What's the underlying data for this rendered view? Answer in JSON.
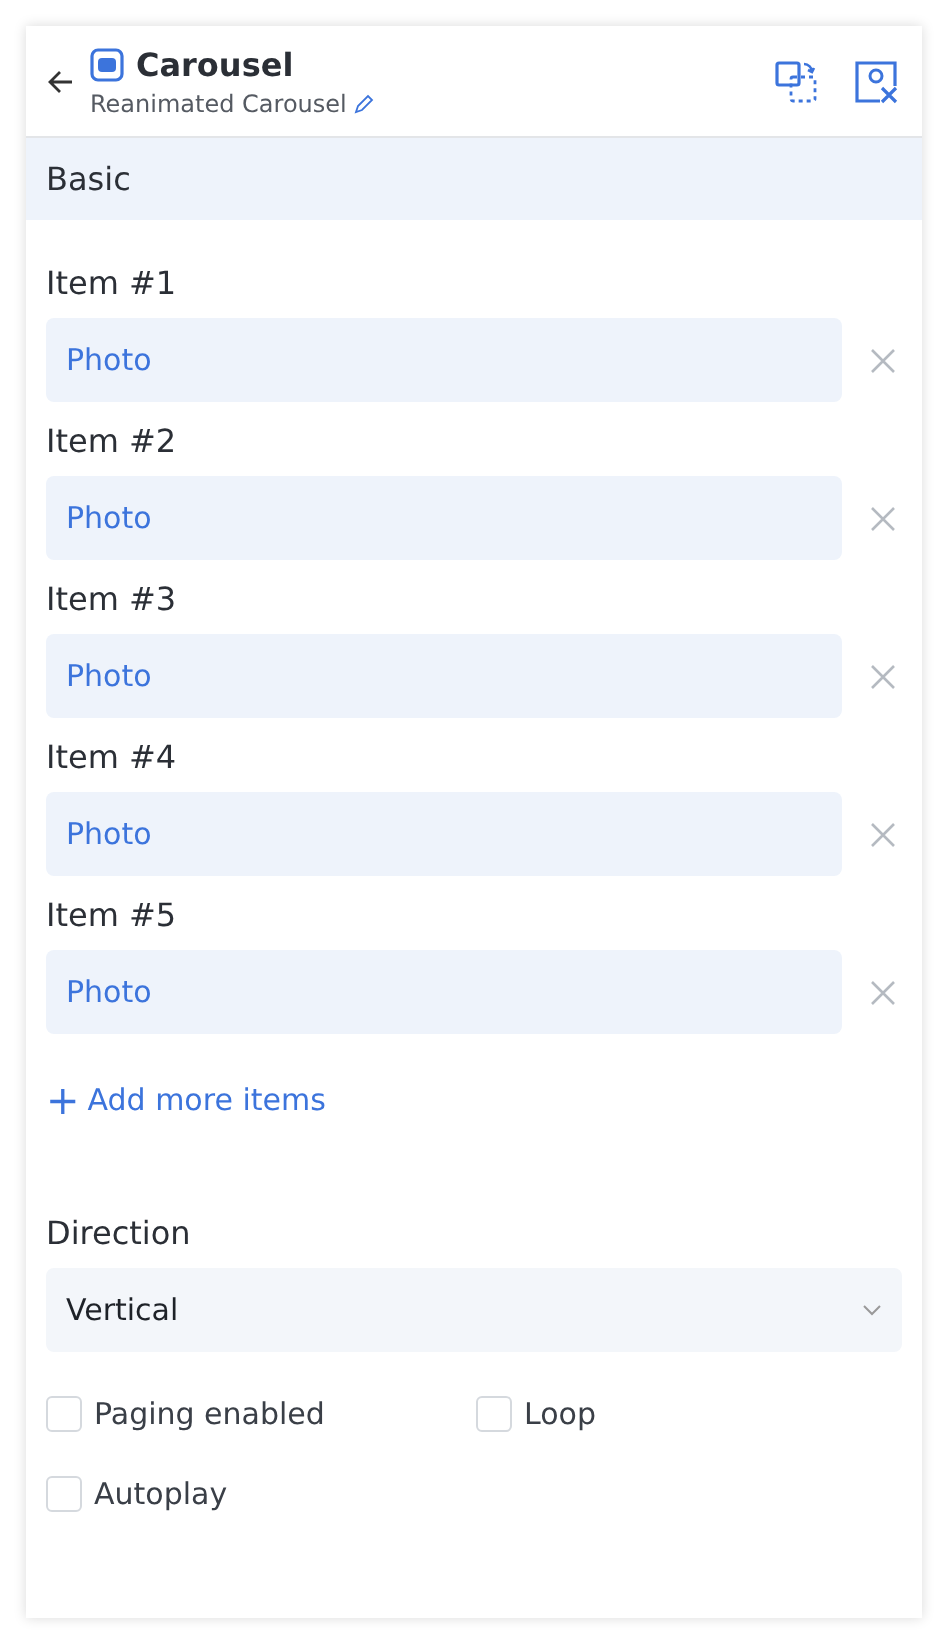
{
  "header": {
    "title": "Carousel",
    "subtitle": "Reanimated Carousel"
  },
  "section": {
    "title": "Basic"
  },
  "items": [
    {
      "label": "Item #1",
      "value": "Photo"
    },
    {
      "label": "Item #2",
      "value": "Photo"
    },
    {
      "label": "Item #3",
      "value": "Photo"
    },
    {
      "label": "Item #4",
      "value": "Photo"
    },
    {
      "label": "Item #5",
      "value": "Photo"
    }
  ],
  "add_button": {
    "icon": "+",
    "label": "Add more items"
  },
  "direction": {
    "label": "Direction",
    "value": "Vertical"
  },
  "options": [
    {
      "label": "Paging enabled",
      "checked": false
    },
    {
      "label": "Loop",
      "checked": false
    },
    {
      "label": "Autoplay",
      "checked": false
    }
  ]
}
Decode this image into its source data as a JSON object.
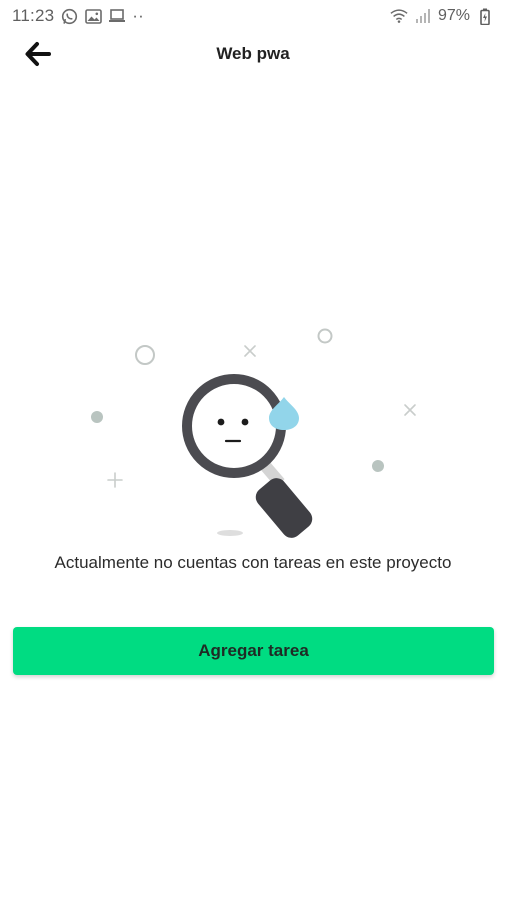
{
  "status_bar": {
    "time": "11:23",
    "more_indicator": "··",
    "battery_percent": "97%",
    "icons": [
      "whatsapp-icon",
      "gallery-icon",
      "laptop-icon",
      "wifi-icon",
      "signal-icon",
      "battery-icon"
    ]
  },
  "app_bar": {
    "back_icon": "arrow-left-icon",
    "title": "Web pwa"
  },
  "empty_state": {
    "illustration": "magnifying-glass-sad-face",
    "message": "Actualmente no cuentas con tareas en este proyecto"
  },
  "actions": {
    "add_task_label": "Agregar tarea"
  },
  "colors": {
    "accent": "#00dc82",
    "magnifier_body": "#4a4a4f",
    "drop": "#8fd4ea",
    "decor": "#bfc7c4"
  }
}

____

State how many lines in the entries above include the word "JSON"; reply with the number alone.

Worked solution: 2